Task details → Answer with one number: the count of lines in this material that hold the word "又有一种别样的艳丽".

Data supplied →
- - -
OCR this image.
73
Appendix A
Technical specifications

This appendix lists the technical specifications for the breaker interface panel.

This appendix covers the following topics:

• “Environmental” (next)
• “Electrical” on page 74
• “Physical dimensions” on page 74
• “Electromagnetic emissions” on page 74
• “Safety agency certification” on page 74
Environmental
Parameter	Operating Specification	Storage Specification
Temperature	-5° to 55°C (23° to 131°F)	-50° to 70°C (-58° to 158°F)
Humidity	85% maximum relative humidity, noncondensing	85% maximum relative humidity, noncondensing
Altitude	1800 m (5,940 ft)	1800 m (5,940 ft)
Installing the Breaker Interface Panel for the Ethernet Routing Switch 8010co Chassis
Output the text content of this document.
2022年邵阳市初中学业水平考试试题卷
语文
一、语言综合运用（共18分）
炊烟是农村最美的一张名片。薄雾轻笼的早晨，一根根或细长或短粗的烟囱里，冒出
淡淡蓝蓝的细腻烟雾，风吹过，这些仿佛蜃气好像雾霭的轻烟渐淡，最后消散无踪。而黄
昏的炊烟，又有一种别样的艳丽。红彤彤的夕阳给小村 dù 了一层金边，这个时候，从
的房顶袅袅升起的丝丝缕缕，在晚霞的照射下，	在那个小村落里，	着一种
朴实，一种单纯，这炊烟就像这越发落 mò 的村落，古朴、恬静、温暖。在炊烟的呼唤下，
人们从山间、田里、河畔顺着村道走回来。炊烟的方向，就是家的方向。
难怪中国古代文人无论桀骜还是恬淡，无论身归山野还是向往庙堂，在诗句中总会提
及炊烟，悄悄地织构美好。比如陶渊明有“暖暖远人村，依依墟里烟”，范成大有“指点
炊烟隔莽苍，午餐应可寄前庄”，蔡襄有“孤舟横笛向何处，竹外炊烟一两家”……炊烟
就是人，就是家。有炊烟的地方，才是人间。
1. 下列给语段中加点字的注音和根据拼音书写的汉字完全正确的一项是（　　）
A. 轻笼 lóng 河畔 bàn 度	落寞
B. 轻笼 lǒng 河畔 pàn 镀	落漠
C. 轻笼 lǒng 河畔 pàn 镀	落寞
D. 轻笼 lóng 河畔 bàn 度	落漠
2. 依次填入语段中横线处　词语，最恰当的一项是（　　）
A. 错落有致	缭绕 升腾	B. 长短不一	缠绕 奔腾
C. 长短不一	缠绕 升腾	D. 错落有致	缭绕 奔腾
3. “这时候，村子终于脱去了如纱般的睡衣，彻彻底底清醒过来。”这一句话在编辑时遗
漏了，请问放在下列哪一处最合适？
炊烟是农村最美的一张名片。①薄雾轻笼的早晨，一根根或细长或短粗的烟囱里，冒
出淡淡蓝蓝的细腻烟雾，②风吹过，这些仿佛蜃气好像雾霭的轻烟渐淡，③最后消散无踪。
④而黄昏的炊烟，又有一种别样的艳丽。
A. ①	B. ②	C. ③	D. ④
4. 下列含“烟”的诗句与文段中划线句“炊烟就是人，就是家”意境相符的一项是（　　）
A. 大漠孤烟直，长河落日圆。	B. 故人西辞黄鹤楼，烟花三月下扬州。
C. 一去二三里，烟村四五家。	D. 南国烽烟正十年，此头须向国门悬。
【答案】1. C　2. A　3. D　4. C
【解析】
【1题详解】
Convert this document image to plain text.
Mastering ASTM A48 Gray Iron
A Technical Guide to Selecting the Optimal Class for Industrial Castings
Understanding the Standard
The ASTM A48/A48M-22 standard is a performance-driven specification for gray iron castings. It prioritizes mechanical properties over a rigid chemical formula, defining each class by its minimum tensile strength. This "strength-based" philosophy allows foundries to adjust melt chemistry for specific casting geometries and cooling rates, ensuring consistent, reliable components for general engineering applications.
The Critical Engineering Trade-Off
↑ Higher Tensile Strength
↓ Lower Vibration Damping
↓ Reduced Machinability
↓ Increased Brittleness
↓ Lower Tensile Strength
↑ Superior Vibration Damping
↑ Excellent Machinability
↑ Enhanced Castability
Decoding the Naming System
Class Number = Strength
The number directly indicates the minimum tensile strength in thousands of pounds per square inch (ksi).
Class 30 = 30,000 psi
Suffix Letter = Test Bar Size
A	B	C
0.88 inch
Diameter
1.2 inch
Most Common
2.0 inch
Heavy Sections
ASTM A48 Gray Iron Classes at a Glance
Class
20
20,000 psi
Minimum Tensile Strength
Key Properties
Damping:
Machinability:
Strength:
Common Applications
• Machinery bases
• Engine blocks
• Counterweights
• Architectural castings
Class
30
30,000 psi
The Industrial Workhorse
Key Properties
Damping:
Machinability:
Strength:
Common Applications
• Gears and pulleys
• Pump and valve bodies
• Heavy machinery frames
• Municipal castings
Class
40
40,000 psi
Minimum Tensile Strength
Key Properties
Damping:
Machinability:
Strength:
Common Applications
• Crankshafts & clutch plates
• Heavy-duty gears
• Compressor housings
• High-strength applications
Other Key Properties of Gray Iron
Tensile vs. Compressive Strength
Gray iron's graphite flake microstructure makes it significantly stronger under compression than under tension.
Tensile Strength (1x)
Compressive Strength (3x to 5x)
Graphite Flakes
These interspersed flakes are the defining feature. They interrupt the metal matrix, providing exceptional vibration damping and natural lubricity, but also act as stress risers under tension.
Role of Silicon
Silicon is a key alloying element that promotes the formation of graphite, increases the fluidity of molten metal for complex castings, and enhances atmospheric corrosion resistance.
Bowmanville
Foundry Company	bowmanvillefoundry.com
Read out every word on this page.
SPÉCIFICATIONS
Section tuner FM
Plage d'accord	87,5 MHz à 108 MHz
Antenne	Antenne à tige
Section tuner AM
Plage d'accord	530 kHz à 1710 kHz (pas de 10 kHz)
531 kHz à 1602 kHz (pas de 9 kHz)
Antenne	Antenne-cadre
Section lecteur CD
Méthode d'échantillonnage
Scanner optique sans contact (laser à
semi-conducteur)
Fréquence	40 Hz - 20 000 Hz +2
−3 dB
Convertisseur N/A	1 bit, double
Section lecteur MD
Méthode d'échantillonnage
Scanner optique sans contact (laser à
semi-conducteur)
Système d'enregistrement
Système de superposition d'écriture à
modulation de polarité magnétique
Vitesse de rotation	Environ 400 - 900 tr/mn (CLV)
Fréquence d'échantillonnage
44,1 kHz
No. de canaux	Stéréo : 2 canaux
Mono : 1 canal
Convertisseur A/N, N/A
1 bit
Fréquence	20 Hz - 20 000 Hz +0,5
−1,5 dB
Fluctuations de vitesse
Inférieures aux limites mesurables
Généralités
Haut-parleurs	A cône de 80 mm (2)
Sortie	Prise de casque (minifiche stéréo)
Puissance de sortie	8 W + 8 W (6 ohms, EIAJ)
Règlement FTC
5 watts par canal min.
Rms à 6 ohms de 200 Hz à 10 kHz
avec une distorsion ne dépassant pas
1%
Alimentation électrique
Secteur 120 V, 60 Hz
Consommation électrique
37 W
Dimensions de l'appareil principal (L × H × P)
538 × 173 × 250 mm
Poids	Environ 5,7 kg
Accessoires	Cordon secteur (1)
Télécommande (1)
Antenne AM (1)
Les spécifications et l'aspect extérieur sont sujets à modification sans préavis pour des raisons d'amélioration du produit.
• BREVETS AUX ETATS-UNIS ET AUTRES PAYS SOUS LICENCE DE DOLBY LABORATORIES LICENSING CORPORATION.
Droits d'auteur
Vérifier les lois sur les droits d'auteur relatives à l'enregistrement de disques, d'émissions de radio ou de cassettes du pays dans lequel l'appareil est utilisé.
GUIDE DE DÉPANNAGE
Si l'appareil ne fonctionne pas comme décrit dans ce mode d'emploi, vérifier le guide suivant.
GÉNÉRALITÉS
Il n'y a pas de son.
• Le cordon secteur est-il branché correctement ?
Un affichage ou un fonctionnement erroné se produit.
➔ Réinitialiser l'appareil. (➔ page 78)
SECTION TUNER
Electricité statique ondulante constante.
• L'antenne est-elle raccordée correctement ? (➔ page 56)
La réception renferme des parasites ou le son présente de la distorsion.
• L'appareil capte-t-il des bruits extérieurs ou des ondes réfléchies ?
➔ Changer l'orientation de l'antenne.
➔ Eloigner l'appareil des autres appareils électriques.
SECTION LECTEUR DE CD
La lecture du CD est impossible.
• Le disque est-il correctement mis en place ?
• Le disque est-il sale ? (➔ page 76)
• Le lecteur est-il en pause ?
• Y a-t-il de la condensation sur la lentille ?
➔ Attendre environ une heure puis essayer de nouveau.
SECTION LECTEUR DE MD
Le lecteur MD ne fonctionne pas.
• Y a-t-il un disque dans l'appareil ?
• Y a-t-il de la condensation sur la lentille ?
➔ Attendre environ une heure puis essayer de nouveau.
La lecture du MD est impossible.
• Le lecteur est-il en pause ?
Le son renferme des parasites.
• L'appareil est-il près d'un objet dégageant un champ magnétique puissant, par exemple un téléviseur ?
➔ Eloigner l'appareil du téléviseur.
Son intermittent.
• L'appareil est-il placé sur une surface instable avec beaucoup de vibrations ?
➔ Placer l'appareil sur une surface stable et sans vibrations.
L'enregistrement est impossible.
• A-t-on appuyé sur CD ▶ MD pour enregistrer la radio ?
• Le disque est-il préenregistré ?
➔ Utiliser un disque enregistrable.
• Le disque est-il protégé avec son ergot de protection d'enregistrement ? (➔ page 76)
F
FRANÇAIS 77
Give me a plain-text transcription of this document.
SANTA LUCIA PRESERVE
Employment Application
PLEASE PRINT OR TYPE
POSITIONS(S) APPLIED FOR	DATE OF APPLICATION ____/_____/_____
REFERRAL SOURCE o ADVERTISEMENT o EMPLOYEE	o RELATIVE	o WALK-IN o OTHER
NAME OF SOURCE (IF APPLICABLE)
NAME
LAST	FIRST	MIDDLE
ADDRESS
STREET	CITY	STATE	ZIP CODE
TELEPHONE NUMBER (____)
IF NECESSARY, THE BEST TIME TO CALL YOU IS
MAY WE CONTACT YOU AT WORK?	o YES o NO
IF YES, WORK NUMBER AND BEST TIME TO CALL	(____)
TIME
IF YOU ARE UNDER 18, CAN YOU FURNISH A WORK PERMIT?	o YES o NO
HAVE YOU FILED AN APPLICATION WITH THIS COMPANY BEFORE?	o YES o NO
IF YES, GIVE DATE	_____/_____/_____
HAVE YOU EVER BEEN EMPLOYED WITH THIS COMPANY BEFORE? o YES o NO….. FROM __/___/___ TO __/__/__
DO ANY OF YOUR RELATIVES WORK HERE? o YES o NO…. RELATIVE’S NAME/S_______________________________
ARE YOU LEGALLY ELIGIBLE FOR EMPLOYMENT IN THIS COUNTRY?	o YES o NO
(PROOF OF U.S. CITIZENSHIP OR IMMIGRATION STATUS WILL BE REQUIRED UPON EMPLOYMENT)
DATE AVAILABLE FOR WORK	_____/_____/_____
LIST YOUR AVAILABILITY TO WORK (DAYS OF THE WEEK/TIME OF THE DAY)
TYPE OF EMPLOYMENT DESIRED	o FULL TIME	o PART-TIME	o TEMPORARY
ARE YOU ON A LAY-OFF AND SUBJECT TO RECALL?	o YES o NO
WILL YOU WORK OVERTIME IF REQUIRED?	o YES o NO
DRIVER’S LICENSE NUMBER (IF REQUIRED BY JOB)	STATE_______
- - -
Result → 2